TASK TO CARRY OUT:
A word-for-word copy of the entries, with images excluded, is the expected answer.

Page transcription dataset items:
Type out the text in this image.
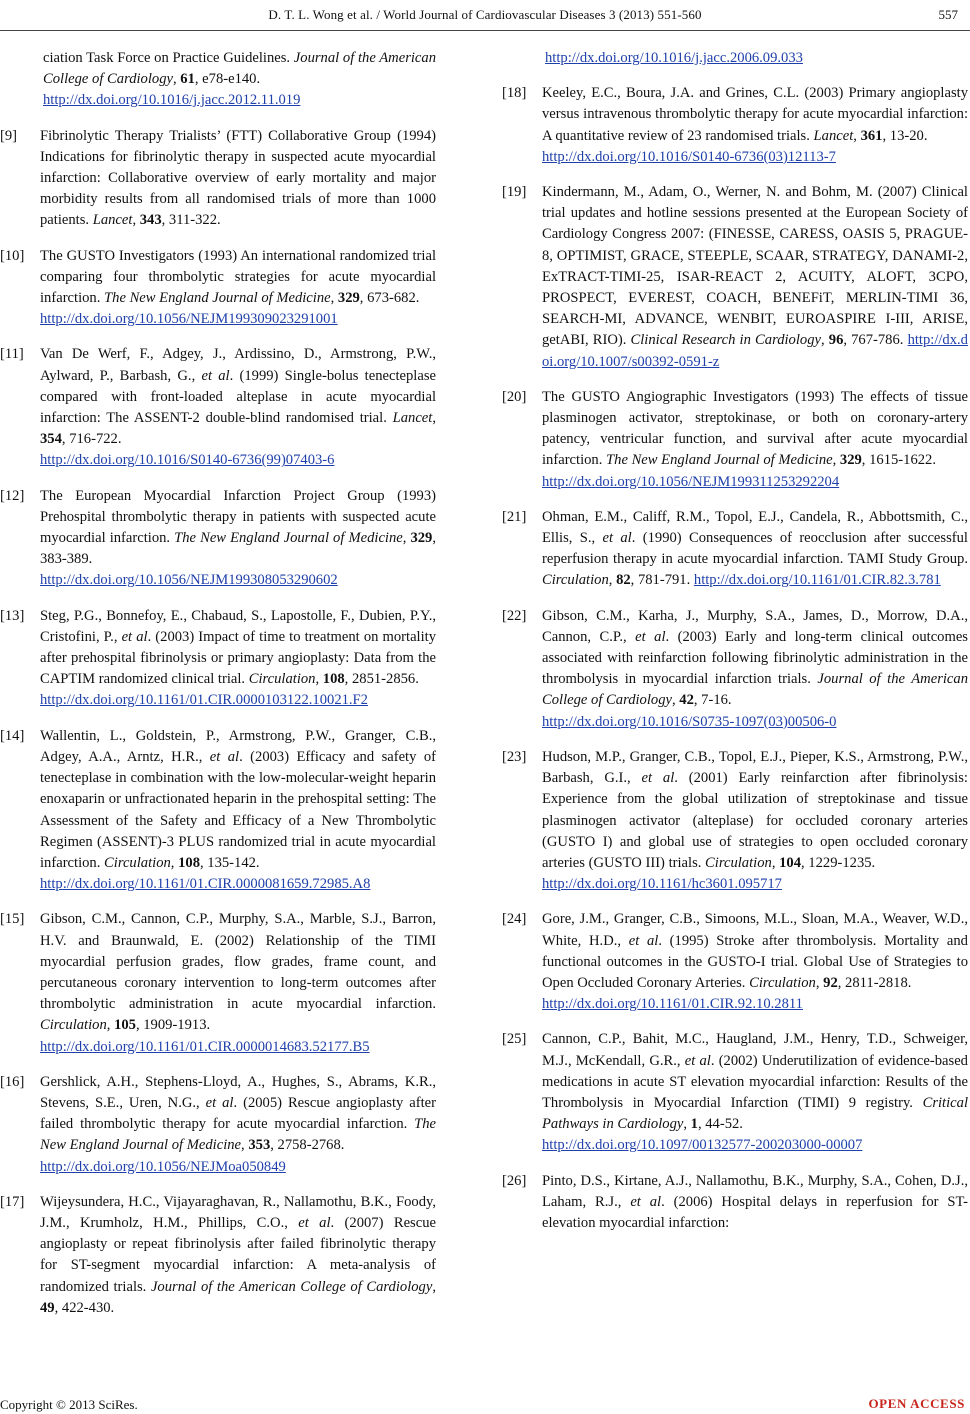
D. T. L. Wong et al. / World Journal of Cardiovascular Diseases 3 (2013) 551-560	557
ciation Task Force on Practice Guidelines. Journal of the American College of Cardiology, 61, e78-e140.
http://dx.doi.org/10.1016/j.jacc.2012.11.019
[9] Fibrinolytic Therapy Trialists’ (FTT) Collaborative Group (1994) Indications for fibrinolytic therapy in suspected acute myocardial infarction: Collaborative overview of early mortality and major morbidity results from all randomised trials of more than 1000 patients. Lancet, 343, 311-322.
[10] The GUSTO Investigators (1993) An international randomized trial comparing four thrombolytic strategies for acute myocardial infarction. The New England Journal of Medicine, 329, 673-682.
http://dx.doi.org/10.1056/NEJM199309023291001
[11] Van De Werf, F., Adgey, J., Ardissino, D., Armstrong, P.W., Aylward, P., Barbash, G., et al. (1999) Single-bolus tenecteplase compared with front-loaded alteplase in acute myocardial infarction: The ASSENT-2 double-blind randomised trial. Lancet, 354, 716-722.
http://dx.doi.org/10.1016/S0140-6736(99)07403-6
[12] The European Myocardial Infarction Project Group (1993) Prehospital thrombolytic therapy in patients with suspected acute myocardial infarction. The New England Journal of Medicine, 329, 383-389.
http://dx.doi.org/10.1056/NEJM199308053290602
[13] Steg, P.G., Bonnefoy, E., Chabaud, S., Lapostolle, F., Dubien, P.Y., Cristofini, P., et al. (2003) Impact of time to treatment on mortality after prehospital fibrinolysis or primary angioplasty: Data from the CAPTIM randomized clinical trial. Circulation, 108, 2851-2856.
http://dx.doi.org/10.1161/01.CIR.0000103122.10021.F2
[14] Wallentin, L., Goldstein, P., Armstrong, P.W., Granger, C.B., Adgey, A.A., Arntz, H.R., et al. (2003) Efficacy and safety of tenecteplase in combination with the low-molecular-weight heparin enoxaparin or unfractionated heparin in the prehospital setting: The Assessment of the Safety and Efficacy of a New Thrombolytic Regimen (ASSENT)-3 PLUS randomized trial in acute myocardial infarction. Circulation, 108, 135-142.
http://dx.doi.org/10.1161/01.CIR.0000081659.72985.A8
[15] Gibson, C.M., Cannon, C.P., Murphy, S.A., Marble, S.J., Barron, H.V. and Braunwald, E. (2002) Relationship of the TIMI myocardial perfusion grades, flow grades, frame count, and percutaneous coronary intervention to long-term outcomes after thrombolytic administration in acute myocardial infarction. Circulation, 105, 1909-1913.
http://dx.doi.org/10.1161/01.CIR.0000014683.52177.B5
[16] Gershlick, A.H., Stephens-Lloyd, A., Hughes, S., Abrams, K.R., Stevens, S.E., Uren, N.G., et al. (2005) Rescue angioplasty after failed thrombolytic therapy for acute myocardial infarction. The New England Journal of Medicine, 353, 2758-2768.
http://dx.doi.org/10.1056/NEJMoa050849
[17] Wijeysundera, H.C., Vijayaraghavan, R., Nallamothu, B.K., Foody, J.M., Krumholz, H.M., Phillips, C.O., et al. (2007) Rescue angioplasty or repeat fibrinolysis after failed fibrinolytic therapy for ST-segment myocardial infarction: A meta-analysis of randomized trials. Journal of the American College of Cardiology, 49, 422-430.
http://dx.doi.org/10.1016/j.jacc.2006.09.033
[18] Keeley, E.C., Boura, J.A. and Grines, C.L. (2003) Primary angioplasty versus intravenous thrombolytic therapy for acute myocardial infarction: A quantitative review of 23 randomised trials. Lancet, 361, 13-20.
http://dx.doi.org/10.1016/S0140-6736(03)12113-7
[19] Kindermann, M., Adam, O., Werner, N. and Bohm, M. (2007) Clinical trial updates and hotline sessions presented at the European Society of Cardiology Congress 2007: (FINESSE, CARESS, OASIS 5, PRAGUE-8, OPTIMIST, GRACE, STEEPLE, SCAAR, STRATEGY, DANAMI-2, ExTRACT-TIMI-25, ISAR-REACT 2, ACUITY, ALOFT, 3CPO, PROSPECT, EVEREST, COACH, BENEFiT, MERLIN-TIMI 36, SEARCH-MI, ADVANCE, WENBIT, EUROASPIRE I-III, ARISE, getABI, RIO). Clinical Research in Cardiology, 96, 767-786. http://dx.doi.org/10.1007/s00392-0591-z
[20] The GUSTO Angiographic Investigators (1993) The effects of tissue plasminogen activator, streptokinase, or both on coronary-artery patency, ventricular function, and survival after acute myocardial infarction. The New England Journal of Medicine, 329, 1615-1622.
http://dx.doi.org/10.1056/NEJM199311253292204
[21] Ohman, E.M., Califf, R.M., Topol, E.J., Candela, R., Abbottsmith, C., Ellis, S., et al. (1990) Consequences of reocclusion after successful reperfusion therapy in acute myocardial infarction. TAMI Study Group. Circulation, 82, 781-791. http://dx.doi.org/10.1161/01.CIR.82.3.781
[22] Gibson, C.M., Karha, J., Murphy, S.A., James, D., Morrow, D.A., Cannon, C.P., et al. (2003) Early and long-term clinical outcomes associated with reinfarction following fibrinolytic administration in the thrombolysis in myocardial infarction trials. Journal of the American College of Cardiology, 42, 7-16.
http://dx.doi.org/10.1016/S0735-1097(03)00506-0
[23] Hudson, M.P., Granger, C.B., Topol, E.J., Pieper, K.S., Armstrong, P.W., Barbash, G.I., et al. (2001) Early reinfarction after fibrinolysis: Experience from the global utilization of streptokinase and tissue plasminogen activator (alteplase) for occluded coronary arteries (GUSTO I) and global use of strategies to open occluded coronary arteries (GUSTO III) trials. Circulation, 104, 1229-1235.
http://dx.doi.org/10.1161/hc3601.095717
[24] Gore, J.M., Granger, C.B., Simoons, M.L., Sloan, M.A., Weaver, W.D., White, H.D., et al. (1995) Stroke after thrombolysis. Mortality and functional outcomes in the GUSTO-I trial. Global Use of Strategies to Open Occluded Coronary Arteries. Circulation, 92, 2811-2818.
http://dx.doi.org/10.1161/01.CIR.92.10.2811
[25] Cannon, C.P., Bahit, M.C., Haugland, J.M., Henry, T.D., Schweiger, M.J., McKendall, G.R., et al. (2002) Underutilization of evidence-based medications in acute ST elevation myocardial infarction: Results of the Thrombolysis in Myocardial Infarction (TIMI) 9 registry. Critical Pathways in Cardiology, 1, 44-52.
http://dx.doi.org/10.1097/00132577-200203000-00007
[26] Pinto, D.S., Kirtane, A.J., Nallamothu, B.K., Murphy, S.A., Cohen, D.J., Laham, R.J., et al. (2006) Hospital delays in reperfusion for ST-elevation myocardial infarction:
Copyright © 2013 SciRes.	OPEN ACCESS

PROBLEM SOLUTION:
Type out the text in this image.
D. T. L. Wong et al. / World Journal of Cardiovascular Diseases 3 (2013) 551-560	557
ciation Task Force on Practice Guidelines. Journal of the American College of Cardiology, 61, e78-e140.
http://dx.doi.org/10.1016/j.jacc.2012.11.019
[9] Fibrinolytic Therapy Trialists’ (FTT) Collaborative Group (1994) Indications for fibrinolytic therapy in suspected acute myocardial infarction: Collaborative overview of early mortality and major morbidity results from all randomised trials of more than 1000 patients. Lancet, 343, 311-322.
[10] The GUSTO Investigators (1993) An international randomized trial comparing four thrombolytic strategies for acute myocardial infarction. The New England Journal of Medicine, 329, 673-682.
http://dx.doi.org/10.1056/NEJM199309023291001
[11] Van De Werf, F., Adgey, J., Ardissino, D., Armstrong, P.W., Aylward, P., Barbash, G., et al. (1999) Single-bolus tenecteplase compared with front-loaded alteplase in acute myocardial infarction: The ASSENT-2 double-blind randomised trial. Lancet, 354, 716-722.
http://dx.doi.org/10.1016/S0140-6736(99)07403-6
[12] The European Myocardial Infarction Project Group (1993) Prehospital thrombolytic therapy in patients with suspected acute myocardial infarction. The New England Journal of Medicine, 329, 383-389.
http://dx.doi.org/10.1056/NEJM199308053290602
[13] Steg, P.G., Bonnefoy, E., Chabaud, S., Lapostolle, F., Dubien, P.Y., Cristofini, P., et al. (2003) Impact of time to treatment on mortality after prehospital fibrinolysis or primary angioplasty: Data from the CAPTIM randomized clinical trial. Circulation, 108, 2851-2856.
http://dx.doi.org/10.1161/01.CIR.0000103122.10021.F2
[14] Wallentin, L., Goldstein, P., Armstrong, P.W., Granger, C.B., Adgey, A.A., Arntz, H.R., et al. (2003) Efficacy and safety of tenecteplase in combination with the low-molecular-weight heparin enoxaparin or unfractionated heparin in the prehospital setting: The Assessment of the Safety and Efficacy of a New Thrombolytic Regimen (ASSENT)-3 PLUS randomized trial in acute myocardial infarction. Circulation, 108, 135-142.
http://dx.doi.org/10.1161/01.CIR.0000081659.72985.A8
[15] Gibson, C.M., Cannon, C.P., Murphy, S.A., Marble, S.J., Barron, H.V. and Braunwald, E. (2002) Relationship of the TIMI myocardial perfusion grades, flow grades, frame count, and percutaneous coronary intervention to long-term outcomes after thrombolytic administration in acute myocardial infarction. Circulation, 105, 1909-1913.
http://dx.doi.org/10.1161/01.CIR.0000014683.52177.B5
[16] Gershlick, A.H., Stephens-Lloyd, A., Hughes, S., Abrams, K.R., Stevens, S.E., Uren, N.G., et al. (2005) Rescue angioplasty after failed thrombolytic therapy for acute myocardial infarction. The New England Journal of Medicine, 353, 2758-2768.
http://dx.doi.org/10.1056/NEJMoa050849
[17] Wijeysundera, H.C., Vijayaraghavan, R., Nallamothu, B.K., Foody, J.M., Krumholz, H.M., Phillips, C.O., et al. (2007) Rescue angioplasty or repeat fibrinolysis after failed fibrinolytic therapy for ST-segment myocardial infarction: A meta-analysis of randomized trials. Journal of the American College of Cardiology, 49, 422-430.
http://dx.doi.org/10.1016/j.jacc.2006.09.033
[18] Keeley, E.C., Boura, J.A. and Grines, C.L. (2003) Primary angioplasty versus intravenous thrombolytic therapy for acute myocardial infarction: A quantitative review of 23 randomised trials. Lancet, 361, 13-20.
http://dx.doi.org/10.1016/S0140-6736(03)12113-7
[19] Kindermann, M., Adam, O., Werner, N. and Bohm, M. (2007) Clinical trial updates and hotline sessions presented at the European Society of Cardiology Congress 2007: (FINESSE, CARESS, OASIS 5, PRAGUE-8, OPTIMIST, GRACE, STEEPLE, SCAAR, STRATEGY, DANAMI-2, ExTRACT-TIMI-25, ISAR-REACT 2, ACUITY, ALOFT, 3CPO, PROSPECT, EVEREST, COACH, BENEFiT, MERLIN-TIMI 36, SEARCH-MI, ADVANCE, WENBIT, EUROASPIRE I-III, ARISE, getABI, RIO). Clinical Research in Cardiology, 96, 767-786. http://dx.doi.org/10.1007/s00392-0591-z
[20] The GUSTO Angiographic Investigators (1993) The effects of tissue plasminogen activator, streptokinase, or both on coronary-artery patency, ventricular function, and survival after acute myocardial infarction. The New England Journal of Medicine, 329, 1615-1622.
http://dx.doi.org/10.1056/NEJM199311253292204
[21] Ohman, E.M., Califf, R.M., Topol, E.J., Candela, R., Abbottsmith, C., Ellis, S., et al. (1990) Consequences of reocclusion after successful reperfusion therapy in acute myocardial infarction. TAMI Study Group. Circulation, 82, 781-791. http://dx.doi.org/10.1161/01.CIR.82.3.781
[22] Gibson, C.M., Karha, J., Murphy, S.A., James, D., Morrow, D.A., Cannon, C.P., et al. (2003) Early and long-term clinical outcomes associated with reinfarction following fibrinolytic administration in the thrombolysis in myocardial infarction trials. Journal of the American College of Cardiology, 42, 7-16.
http://dx.doi.org/10.1016/S0735-1097(03)00506-0
[23] Hudson, M.P., Granger, C.B., Topol, E.J., Pieper, K.S., Armstrong, P.W., Barbash, G.I., et al. (2001) Early reinfarction after fibrinolysis: Experience from the global utilization of streptokinase and tissue plasminogen activator (alteplase) for occluded coronary arteries (GUSTO I) and global use of strategies to open occluded coronary arteries (GUSTO III) trials. Circulation, 104, 1229-1235.
http://dx.doi.org/10.1161/hc3601.095717
[24] Gore, J.M., Granger, C.B., Simoons, M.L., Sloan, M.A., Weaver, W.D., White, H.D., et al. (1995) Stroke after thrombolysis. Mortality and functional outcomes in the GUSTO-I trial. Global Use of Strategies to Open Occluded Coronary Arteries. Circulation, 92, 2811-2818.
http://dx.doi.org/10.1161/01.CIR.92.10.2811
[25] Cannon, C.P., Bahit, M.C., Haugland, J.M., Henry, T.D., Schweiger, M.J., McKendall, G.R., et al. (2002) Underutilization of evidence-based medications in acute ST elevation myocardial infarction: Results of the Thrombolysis in Myocardial Infarction (TIMI) 9 registry. Critical Pathways in Cardiology, 1, 44-52.
http://dx.doi.org/10.1097/00132577-200203000-00007
[26] Pinto, D.S., Kirtane, A.J., Nallamothu, B.K., Murphy, S.A., Cohen, D.J., Laham, R.J., et al. (2006) Hospital delays in reperfusion for ST-elevation myocardial infarction:
Copyright © 2013 SciRes.	OPEN ACCESS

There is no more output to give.